● EXERCISE PROMPT:
Send back all the data below, exactly as given.

● INPUT ROWS:
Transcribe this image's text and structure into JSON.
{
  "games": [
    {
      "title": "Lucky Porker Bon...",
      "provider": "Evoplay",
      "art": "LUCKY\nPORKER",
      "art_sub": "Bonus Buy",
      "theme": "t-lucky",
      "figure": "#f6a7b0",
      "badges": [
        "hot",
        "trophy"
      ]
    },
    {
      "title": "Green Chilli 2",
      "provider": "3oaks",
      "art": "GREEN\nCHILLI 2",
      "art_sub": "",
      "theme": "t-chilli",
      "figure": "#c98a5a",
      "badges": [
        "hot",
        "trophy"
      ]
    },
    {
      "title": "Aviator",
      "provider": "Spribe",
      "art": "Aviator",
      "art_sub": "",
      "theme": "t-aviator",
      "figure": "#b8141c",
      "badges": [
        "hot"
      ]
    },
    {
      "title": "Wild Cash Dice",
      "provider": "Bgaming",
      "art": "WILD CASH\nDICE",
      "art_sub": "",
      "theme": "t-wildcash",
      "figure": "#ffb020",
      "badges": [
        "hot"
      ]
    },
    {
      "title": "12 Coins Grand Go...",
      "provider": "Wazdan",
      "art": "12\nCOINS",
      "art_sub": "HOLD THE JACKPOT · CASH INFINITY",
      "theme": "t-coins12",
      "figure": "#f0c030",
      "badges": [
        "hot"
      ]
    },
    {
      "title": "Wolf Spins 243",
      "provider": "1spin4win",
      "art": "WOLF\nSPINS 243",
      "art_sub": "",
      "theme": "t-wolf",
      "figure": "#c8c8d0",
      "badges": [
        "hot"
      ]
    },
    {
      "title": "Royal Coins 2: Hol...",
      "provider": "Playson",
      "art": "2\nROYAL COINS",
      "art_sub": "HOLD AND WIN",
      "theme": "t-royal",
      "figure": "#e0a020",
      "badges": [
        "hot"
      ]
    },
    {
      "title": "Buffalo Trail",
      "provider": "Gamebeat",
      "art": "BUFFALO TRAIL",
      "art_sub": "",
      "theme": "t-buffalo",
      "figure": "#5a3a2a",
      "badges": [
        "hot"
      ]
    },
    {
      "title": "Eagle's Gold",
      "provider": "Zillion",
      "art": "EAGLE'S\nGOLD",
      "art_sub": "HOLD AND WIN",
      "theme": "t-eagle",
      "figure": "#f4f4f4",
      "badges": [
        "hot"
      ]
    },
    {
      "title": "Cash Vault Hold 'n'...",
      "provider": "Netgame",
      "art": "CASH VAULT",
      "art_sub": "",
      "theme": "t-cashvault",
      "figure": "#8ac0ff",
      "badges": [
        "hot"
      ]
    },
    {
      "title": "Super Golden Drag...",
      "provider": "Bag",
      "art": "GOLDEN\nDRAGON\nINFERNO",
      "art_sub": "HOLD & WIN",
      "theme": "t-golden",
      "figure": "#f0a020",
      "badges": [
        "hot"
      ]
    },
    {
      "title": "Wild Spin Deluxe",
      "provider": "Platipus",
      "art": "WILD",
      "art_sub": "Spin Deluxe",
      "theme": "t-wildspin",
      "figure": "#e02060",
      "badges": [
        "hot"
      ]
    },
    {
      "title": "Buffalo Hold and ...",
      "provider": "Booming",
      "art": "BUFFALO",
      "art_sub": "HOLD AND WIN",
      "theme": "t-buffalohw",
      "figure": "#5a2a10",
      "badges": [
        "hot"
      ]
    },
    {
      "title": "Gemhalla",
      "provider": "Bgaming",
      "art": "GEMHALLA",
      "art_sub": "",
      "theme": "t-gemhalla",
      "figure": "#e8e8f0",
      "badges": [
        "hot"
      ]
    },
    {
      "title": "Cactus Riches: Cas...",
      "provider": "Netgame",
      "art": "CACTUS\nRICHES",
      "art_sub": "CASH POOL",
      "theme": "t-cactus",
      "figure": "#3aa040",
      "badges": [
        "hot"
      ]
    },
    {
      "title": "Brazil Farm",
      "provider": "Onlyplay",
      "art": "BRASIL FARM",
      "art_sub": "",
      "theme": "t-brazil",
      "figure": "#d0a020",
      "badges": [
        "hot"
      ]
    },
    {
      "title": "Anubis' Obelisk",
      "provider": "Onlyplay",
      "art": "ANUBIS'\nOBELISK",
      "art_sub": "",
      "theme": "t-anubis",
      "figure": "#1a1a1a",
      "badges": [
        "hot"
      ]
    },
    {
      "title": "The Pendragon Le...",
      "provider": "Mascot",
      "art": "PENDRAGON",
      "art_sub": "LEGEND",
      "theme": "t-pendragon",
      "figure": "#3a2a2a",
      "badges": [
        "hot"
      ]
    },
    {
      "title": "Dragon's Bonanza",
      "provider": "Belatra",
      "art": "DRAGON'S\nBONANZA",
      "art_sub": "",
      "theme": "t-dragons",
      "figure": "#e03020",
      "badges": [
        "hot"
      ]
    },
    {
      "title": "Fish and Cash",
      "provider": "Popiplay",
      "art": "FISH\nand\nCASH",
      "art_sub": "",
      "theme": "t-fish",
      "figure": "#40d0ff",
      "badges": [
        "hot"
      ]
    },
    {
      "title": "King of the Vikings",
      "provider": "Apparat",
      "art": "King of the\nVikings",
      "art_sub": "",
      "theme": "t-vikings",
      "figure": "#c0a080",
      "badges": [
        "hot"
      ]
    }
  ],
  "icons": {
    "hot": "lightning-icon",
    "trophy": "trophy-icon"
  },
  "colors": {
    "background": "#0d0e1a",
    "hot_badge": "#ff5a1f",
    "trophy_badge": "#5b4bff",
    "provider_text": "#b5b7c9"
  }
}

● OUTPUT:
Transcribe this image's text and structure into JSON.
{
  "games": [
    {
      "title": "Lucky Porker Bon...",
      "provider": "Evoplay",
      "art": "LUCKY\nPORKER",
      "art_sub": "Bonus Buy",
      "theme": "t-lucky",
      "figure": "#f6a7b0",
      "badges": [
        "hot",
        "trophy"
      ]
    },
    {
      "title": "Green Chilli 2",
      "provider": "3oaks",
      "art": "GREEN\nCHILLI 2",
      "art_sub": "",
      "theme": "t-chilli",
      "figure": "#c98a5a",
      "badges": [
        "hot",
        "trophy"
      ]
    },
    {
      "title": "Aviator",
      "provider": "Spribe",
      "art": "Aviator",
      "art_sub": "",
      "theme": "t-aviator",
      "figure": "#b8141c",
      "badges": [
        "hot"
      ]
    },
    {
      "title": "Wild Cash Dice",
      "provider": "Bgaming",
      "art": "WILD CASH\nDICE",
      "art_sub": "",
      "theme": "t-wildcash",
      "figure": "#ffb020",
      "badges": [
        "hot"
      ]
    },
    {
      "title": "12 Coins Grand Go...",
      "provider": "Wazdan",
      "art": "12\nCOINS",
      "art_sub": "HOLD THE JACKPOT · CASH INFINITY",
      "theme": "t-coins12",
      "figure": "#f0c030",
      "badges": [
        "hot"
      ]
    },
    {
      "title": "Wolf Spins 243",
      "provider": "1spin4win",
      "art": "WOLF\nSPINS 243",
      "art_sub": "",
      "theme": "t-wolf",
      "figure": "#c8c8d0",
      "badges": [
        "hot"
      ]
    },
    {
      "title": "Royal Coins 2: Hol...",
      "provider": "Playson",
      "art": "2\nROYAL COINS",
      "art_sub": "HOLD AND WIN",
      "theme": "t-royal",
      "figure": "#e0a020",
      "badges": [
        "hot"
      ]
    },
    {
      "title": "Buffalo Trail",
      "provider": "Gamebeat",
      "art": "BUFFALO TRAIL",
      "art_sub": "",
      "theme": "t-buffalo",
      "figure": "#5a3a2a",
      "badges": [
        "hot"
      ]
    },
    {
      "title": "Eagle's Gold",
      "provider": "Zillion",
      "art": "EAGLE'S\nGOLD",
      "art_sub": "HOLD AND WIN",
      "theme": "t-eagle",
      "figure": "#f4f4f4",
      "badges": [
        "hot"
      ]
    },
    {
      "title": "Cash Vault Hold 'n'...",
      "provider": "Netgame",
      "art": "CASH VAULT",
      "art_sub": "",
      "theme": "t-cashvault",
      "figure": "#8ac0ff",
      "badges": [
        "hot"
      ]
    },
    {
      "title": "Super Golden Drag...",
      "provider": "Bag",
      "art": "GOLDEN\nDRAGON\nINFERNO",
      "art_sub": "HOLD & WIN",
      "theme": "t-golden",
      "figure": "#f0a020",
      "badges": [
        "hot"
      ]
    },
    {
      "title": "Wild Spin Deluxe",
      "provider": "Platipus",
      "art": "WILD",
      "art_sub": "Spin Deluxe",
      "theme": "t-wildspin",
      "figure": "#e02060",
      "badges": [
        "hot"
      ]
    },
    {
      "title": "Buffalo Hold and ...",
      "provider": "Booming",
      "art": "BUFFALO",
      "art_sub": "HOLD AND WIN",
      "theme": "t-buffalohw",
      "figure": "#5a2a10",
      "badges": [
        "hot"
      ]
    },
    {
      "title": "Gemhalla",
      "provider": "Bgaming",
      "art": "GEMHALLA",
      "art_sub": "",
      "theme": "t-gemhalla",
      "figure": "#e8e8f0",
      "badges": [
        "hot"
      ]
    },
    {
      "title": "Cactus Riches: Cas...",
      "provider": "Netgame",
      "art": "CACTUS\nRICHES",
      "art_sub": "CASH POOL",
      "theme": "t-cactus",
      "figure": "#3aa040",
      "badges": [
        "hot"
      ]
    },
    {
      "title": "Brazil Farm",
      "provider": "Onlyplay",
      "art": "BRASIL FARM",
      "art_sub": "",
      "theme": "t-brazil",
      "figure": "#d0a020",
      "badges": [
        "hot"
      ]
    },
    {
      "title": "Anubis' Obelisk",
      "provider": "Onlyplay",
      "art": "ANUBIS'\nOBELISK",
      "art_sub": "",
      "theme": "t-anubis",
      "figure": "#1a1a1a",
      "badges": [
        "hot"
      ]
    },
    {
      "title": "The Pendragon Le...",
      "provider": "Mascot",
      "art": "PENDRAGON",
      "art_sub": "LEGEND",
      "theme": "t-pendragon",
      "figure": "#3a2a2a",
      "badges": [
        "hot"
      ]
    },
    {
      "title": "Dragon's Bonanza",
      "provider": "Belatra",
      "art": "DRAGON'S\nBONANZA",
      "art_sub": "",
      "theme": "t-dragons",
      "figure": "#e03020",
      "badges": [
        "hot"
      ]
    },
    {
      "title": "Fish and Cash",
      "provider": "Popiplay",
      "art": "FISH\nand\nCASH",
      "art_sub": "",
      "theme": "t-fish",
      "figure": "#40d0ff",
      "badges": [
        "hot"
      ]
    },
    {
      "title": "King of the Vikings",
      "provider": "Apparat",
      "art": "King of the\nVikings",
      "art_sub": "",
      "theme": "t-vikings",
      "figure": "#c0a080",
      "badges": [
        "hot"
      ]
    }
  ],
  "icons": {
    "hot": "lightning-icon",
    "trophy": "trophy-icon"
  },
  "colors": {
    "background": "#0d0e1a",
    "hot_badge": "#ff5a1f",
    "trophy_badge": "#5b4bff",
    "provider_text": "#b5b7c9"
  }
}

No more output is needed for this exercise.